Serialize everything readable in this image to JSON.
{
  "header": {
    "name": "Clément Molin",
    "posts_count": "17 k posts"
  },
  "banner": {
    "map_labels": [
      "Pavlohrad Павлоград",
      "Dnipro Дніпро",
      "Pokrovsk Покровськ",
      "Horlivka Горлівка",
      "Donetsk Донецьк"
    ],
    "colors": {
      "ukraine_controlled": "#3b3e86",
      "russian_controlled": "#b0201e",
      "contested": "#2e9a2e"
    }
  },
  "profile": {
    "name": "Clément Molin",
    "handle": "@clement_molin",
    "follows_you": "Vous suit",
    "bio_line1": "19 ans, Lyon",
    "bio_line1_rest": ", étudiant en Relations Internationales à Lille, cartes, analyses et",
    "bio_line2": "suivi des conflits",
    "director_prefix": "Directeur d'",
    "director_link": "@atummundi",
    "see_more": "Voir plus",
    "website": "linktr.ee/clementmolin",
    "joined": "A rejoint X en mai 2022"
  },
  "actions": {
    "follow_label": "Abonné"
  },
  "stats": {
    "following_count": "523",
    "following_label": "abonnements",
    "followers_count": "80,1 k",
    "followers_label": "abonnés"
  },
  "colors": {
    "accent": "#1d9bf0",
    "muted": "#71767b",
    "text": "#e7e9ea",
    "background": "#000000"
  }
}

****************************************

**Given instruction**
From the records above, please extract every line and repeat it exactly.

**Result of this exercise**
Serialize everything readable in this image to JSON.
{
  "header": {
    "name": "Clément Molin",
    "posts_count": "17 k posts"
  },
  "banner": {
    "map_labels": [
      "Pavlohrad Павлоград",
      "Dnipro Дніпро",
      "Pokrovsk Покровськ",
      "Horlivka Горлівка",
      "Donetsk Донецьк"
    ],
    "colors": {
      "ukraine_controlled": "#3b3e86",
      "russian_controlled": "#b0201e",
      "contested": "#2e9a2e"
    }
  },
  "profile": {
    "name": "Clément Molin",
    "handle": "@clement_molin",
    "follows_you": "Vous suit",
    "bio_line1": "19 ans, Lyon",
    "bio_line1_rest": ", étudiant en Relations Internationales à Lille, cartes, analyses et",
    "bio_line2": "suivi des conflits",
    "director_prefix": "Directeur d'",
    "director_link": "@atummundi",
    "see_more": "Voir plus",
    "website": "linktr.ee/clementmolin",
    "joined": "A rejoint X en mai 2022"
  },
  "actions": {
    "follow_label": "Abonné"
  },
  "stats": {
    "following_count": "523",
    "following_label": "abonnements",
    "followers_count": "80,1 k",
    "followers_label": "abonnés"
  },
  "colors": {
    "accent": "#1d9bf0",
    "muted": "#71767b",
    "text": "#e7e9ea",
    "background": "#000000"
  }
}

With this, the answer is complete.